Start of TASK DATA
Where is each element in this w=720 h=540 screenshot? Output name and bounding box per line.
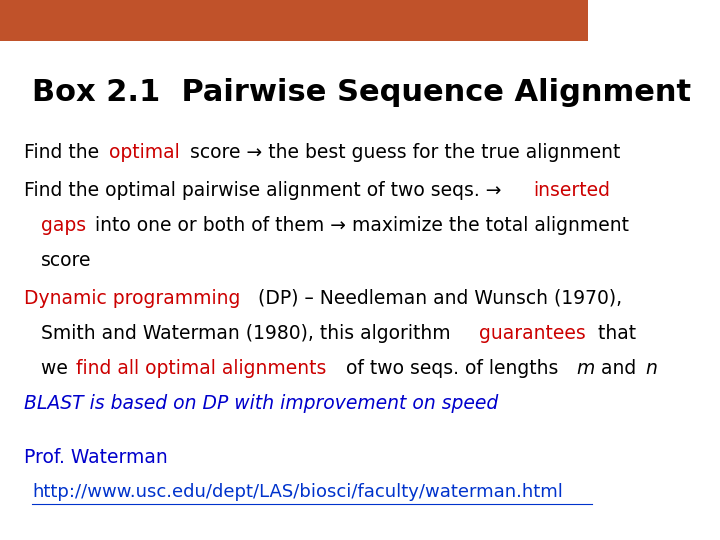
Text: n: n: [645, 359, 657, 378]
Text: that: that: [592, 324, 636, 343]
Text: guarantees: guarantees: [480, 324, 586, 343]
Text: of two seqs. of lengths: of two seqs. of lengths: [340, 359, 564, 378]
Text: Dynamic programming: Dynamic programming: [24, 289, 240, 308]
Text: inserted: inserted: [534, 181, 610, 200]
Text: into one or both of them → maximize the total alignment: into one or both of them → maximize the …: [89, 216, 629, 235]
Text: and: and: [595, 359, 643, 378]
Text: Smith and Waterman (1980), this algorithm: Smith and Waterman (1980), this algorith…: [41, 324, 456, 343]
Text: find all optimal alignments: find all optimal alignments: [76, 359, 326, 378]
FancyBboxPatch shape: [0, 0, 588, 40]
Text: Prof. Waterman: Prof. Waterman: [24, 448, 167, 467]
Text: score: score: [41, 251, 91, 270]
Text: gaps: gaps: [41, 216, 86, 235]
Text: we: we: [41, 359, 74, 378]
Text: score → the best guess for the true alignment: score → the best guess for the true alig…: [184, 143, 620, 162]
Text: Find the: Find the: [24, 143, 104, 162]
Text: Box 2.1  Pairwise Sequence Alignment: Box 2.1 Pairwise Sequence Alignment: [32, 78, 691, 107]
Text: optimal: optimal: [109, 143, 180, 162]
Text: http://www.usc.edu/dept/LAS/biosci/faculty/waterman.html: http://www.usc.edu/dept/LAS/biosci/facul…: [32, 483, 563, 501]
Text: (DP) – Needleman and Wunsch (1970),: (DP) – Needleman and Wunsch (1970),: [251, 289, 622, 308]
Text: m: m: [576, 359, 595, 378]
Text: BLAST is based on DP with improvement on speed: BLAST is based on DP with improvement on…: [24, 394, 498, 413]
Text: Find the optimal pairwise alignment of two seqs. →: Find the optimal pairwise alignment of t…: [24, 181, 507, 200]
End of TASK DATA
## WRITTEN INSTRUCTION
Copy each line of the items above without changing any character, and leave the pictures out of your copy.

## TASK OUTPUT
Where is each element in this w=720 h=540 screenshot? Output name and bounding box per line.
Text: n: n: [645, 359, 657, 378]
Text: that: that: [592, 324, 636, 343]
Text: guarantees: guarantees: [480, 324, 586, 343]
Text: of two seqs. of lengths: of two seqs. of lengths: [340, 359, 564, 378]
Text: Dynamic programming: Dynamic programming: [24, 289, 240, 308]
Text: inserted: inserted: [534, 181, 610, 200]
Text: into one or both of them → maximize the total alignment: into one or both of them → maximize the …: [89, 216, 629, 235]
Text: and: and: [595, 359, 643, 378]
Text: Smith and Waterman (1980), this algorithm: Smith and Waterman (1980), this algorith…: [41, 324, 456, 343]
Text: find all optimal alignments: find all optimal alignments: [76, 359, 326, 378]
FancyBboxPatch shape: [0, 0, 588, 40]
Text: Prof. Waterman: Prof. Waterman: [24, 448, 167, 467]
Text: score: score: [41, 251, 91, 270]
Text: gaps: gaps: [41, 216, 86, 235]
Text: we: we: [41, 359, 74, 378]
Text: score → the best guess for the true alignment: score → the best guess for the true alig…: [184, 143, 620, 162]
Text: Find the: Find the: [24, 143, 104, 162]
Text: Box 2.1  Pairwise Sequence Alignment: Box 2.1 Pairwise Sequence Alignment: [32, 78, 691, 107]
Text: optimal: optimal: [109, 143, 180, 162]
Text: http://www.usc.edu/dept/LAS/biosci/faculty/waterman.html: http://www.usc.edu/dept/LAS/biosci/facul…: [32, 483, 563, 501]
Text: (DP) – Needleman and Wunsch (1970),: (DP) – Needleman and Wunsch (1970),: [251, 289, 622, 308]
Text: m: m: [576, 359, 595, 378]
Text: BLAST is based on DP with improvement on speed: BLAST is based on DP with improvement on…: [24, 394, 498, 413]
Text: Find the optimal pairwise alignment of two seqs. →: Find the optimal pairwise alignment of t…: [24, 181, 507, 200]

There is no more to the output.